#### [WORK INSTRUCTIONS]
Wherever a line in the data below holds "นายอ", copy that line.

#### [DATA IN THIS EXERCISE]
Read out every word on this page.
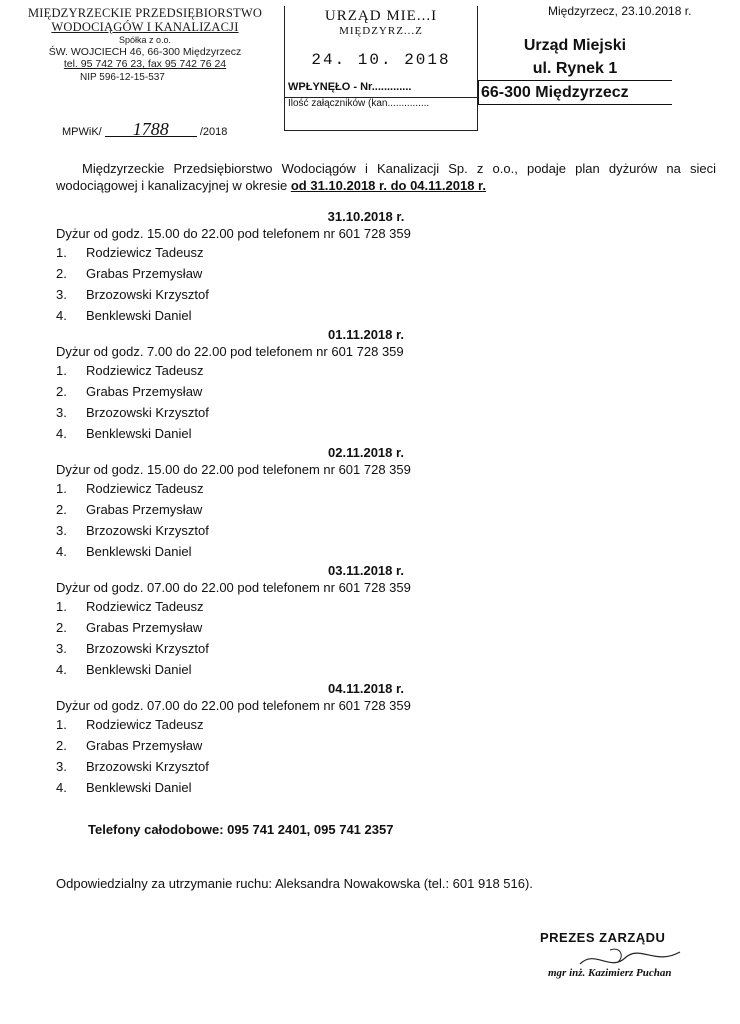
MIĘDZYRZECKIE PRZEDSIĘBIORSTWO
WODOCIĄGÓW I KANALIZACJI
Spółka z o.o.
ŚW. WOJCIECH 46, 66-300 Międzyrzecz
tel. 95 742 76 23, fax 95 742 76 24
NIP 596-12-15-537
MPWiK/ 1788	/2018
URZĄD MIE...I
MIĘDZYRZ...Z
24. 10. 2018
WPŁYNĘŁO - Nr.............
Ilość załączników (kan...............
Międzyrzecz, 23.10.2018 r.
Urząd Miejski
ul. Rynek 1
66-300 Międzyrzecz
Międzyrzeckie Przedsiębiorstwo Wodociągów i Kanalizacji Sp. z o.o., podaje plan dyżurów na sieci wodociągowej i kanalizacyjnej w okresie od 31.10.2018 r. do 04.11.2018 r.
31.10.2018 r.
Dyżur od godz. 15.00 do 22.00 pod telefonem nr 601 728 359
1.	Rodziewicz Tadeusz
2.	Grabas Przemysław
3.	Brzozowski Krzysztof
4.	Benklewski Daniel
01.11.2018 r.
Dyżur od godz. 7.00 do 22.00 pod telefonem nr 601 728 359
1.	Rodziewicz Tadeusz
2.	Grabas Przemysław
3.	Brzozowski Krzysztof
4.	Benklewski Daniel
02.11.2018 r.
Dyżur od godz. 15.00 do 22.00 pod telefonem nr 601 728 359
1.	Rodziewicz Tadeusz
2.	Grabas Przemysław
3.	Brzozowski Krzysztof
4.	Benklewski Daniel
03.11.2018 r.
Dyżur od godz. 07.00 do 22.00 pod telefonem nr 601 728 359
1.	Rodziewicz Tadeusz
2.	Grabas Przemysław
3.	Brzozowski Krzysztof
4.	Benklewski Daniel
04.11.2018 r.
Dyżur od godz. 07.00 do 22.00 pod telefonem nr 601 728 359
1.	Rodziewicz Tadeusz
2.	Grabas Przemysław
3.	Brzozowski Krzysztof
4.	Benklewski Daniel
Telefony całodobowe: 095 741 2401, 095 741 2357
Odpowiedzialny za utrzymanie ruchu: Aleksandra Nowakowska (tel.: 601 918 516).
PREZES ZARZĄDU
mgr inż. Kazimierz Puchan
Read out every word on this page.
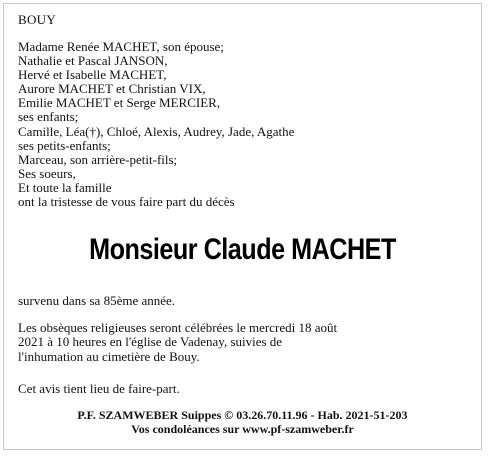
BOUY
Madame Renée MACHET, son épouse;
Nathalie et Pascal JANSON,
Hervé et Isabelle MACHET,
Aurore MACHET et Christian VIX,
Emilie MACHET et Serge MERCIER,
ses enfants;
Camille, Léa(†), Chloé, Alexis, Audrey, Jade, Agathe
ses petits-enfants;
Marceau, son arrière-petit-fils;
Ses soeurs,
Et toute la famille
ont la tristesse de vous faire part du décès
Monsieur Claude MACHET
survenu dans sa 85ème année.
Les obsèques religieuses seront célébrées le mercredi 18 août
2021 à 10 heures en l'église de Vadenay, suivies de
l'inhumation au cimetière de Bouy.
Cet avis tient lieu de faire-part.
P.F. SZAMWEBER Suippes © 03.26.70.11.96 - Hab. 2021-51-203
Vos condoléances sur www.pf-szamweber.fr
* * *
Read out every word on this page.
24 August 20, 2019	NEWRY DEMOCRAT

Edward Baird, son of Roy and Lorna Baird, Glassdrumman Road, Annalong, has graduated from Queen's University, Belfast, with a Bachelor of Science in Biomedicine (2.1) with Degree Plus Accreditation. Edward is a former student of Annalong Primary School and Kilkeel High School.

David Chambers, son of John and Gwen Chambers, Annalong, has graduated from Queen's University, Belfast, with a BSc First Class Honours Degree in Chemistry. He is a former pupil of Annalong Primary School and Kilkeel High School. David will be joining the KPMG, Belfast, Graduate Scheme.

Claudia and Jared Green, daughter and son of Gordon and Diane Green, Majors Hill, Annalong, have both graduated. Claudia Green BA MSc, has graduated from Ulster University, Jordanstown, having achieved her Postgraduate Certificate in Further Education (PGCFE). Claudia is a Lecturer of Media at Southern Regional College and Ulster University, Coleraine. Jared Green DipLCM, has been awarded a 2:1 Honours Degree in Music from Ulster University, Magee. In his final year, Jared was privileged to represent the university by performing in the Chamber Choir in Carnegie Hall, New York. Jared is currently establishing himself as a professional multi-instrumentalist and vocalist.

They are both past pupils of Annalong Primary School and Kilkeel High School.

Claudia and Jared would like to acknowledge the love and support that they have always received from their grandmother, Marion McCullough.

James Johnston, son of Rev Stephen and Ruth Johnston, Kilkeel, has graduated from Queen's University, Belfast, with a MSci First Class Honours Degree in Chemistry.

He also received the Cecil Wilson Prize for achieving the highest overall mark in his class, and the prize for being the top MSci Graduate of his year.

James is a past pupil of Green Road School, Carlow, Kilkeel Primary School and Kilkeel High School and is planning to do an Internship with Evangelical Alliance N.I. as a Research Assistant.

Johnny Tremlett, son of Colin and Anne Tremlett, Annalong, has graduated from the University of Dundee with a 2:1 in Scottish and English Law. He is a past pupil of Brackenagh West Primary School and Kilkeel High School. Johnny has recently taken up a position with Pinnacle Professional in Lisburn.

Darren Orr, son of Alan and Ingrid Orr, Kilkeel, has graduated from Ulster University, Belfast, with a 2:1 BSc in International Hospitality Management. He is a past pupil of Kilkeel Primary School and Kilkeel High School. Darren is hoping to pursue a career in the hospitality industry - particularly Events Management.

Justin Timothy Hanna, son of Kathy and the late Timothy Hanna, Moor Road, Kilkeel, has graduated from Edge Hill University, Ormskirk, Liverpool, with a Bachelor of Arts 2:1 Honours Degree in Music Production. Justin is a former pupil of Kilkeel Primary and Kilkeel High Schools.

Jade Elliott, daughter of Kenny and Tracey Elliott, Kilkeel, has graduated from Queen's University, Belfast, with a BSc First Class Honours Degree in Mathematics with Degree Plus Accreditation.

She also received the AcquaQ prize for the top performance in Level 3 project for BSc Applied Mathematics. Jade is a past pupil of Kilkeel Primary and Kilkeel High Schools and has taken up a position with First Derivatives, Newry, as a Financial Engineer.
* * *
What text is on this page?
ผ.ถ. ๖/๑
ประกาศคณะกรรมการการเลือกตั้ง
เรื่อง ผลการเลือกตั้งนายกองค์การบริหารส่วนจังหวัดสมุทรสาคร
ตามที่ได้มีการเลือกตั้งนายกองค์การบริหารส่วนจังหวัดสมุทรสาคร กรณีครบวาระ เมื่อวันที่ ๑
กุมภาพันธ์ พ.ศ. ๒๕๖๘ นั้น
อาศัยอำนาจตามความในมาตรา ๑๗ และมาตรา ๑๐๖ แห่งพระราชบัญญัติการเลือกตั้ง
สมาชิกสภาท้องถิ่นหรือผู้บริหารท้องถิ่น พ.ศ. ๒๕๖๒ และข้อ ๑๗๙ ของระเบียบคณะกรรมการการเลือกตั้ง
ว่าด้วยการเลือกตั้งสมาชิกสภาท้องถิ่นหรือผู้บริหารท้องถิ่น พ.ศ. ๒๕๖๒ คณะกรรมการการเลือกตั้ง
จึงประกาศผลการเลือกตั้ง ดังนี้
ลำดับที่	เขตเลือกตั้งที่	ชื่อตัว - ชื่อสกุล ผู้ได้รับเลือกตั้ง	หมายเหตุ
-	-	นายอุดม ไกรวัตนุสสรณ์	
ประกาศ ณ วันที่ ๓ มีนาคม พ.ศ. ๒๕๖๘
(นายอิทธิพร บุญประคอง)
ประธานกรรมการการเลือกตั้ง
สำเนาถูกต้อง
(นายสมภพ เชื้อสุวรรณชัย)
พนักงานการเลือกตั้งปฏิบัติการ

#### [RESULT]
-	-	นายอุดม ไกรวัตนุสสรณ์	
(นายอิทธิพร บุญประคอง)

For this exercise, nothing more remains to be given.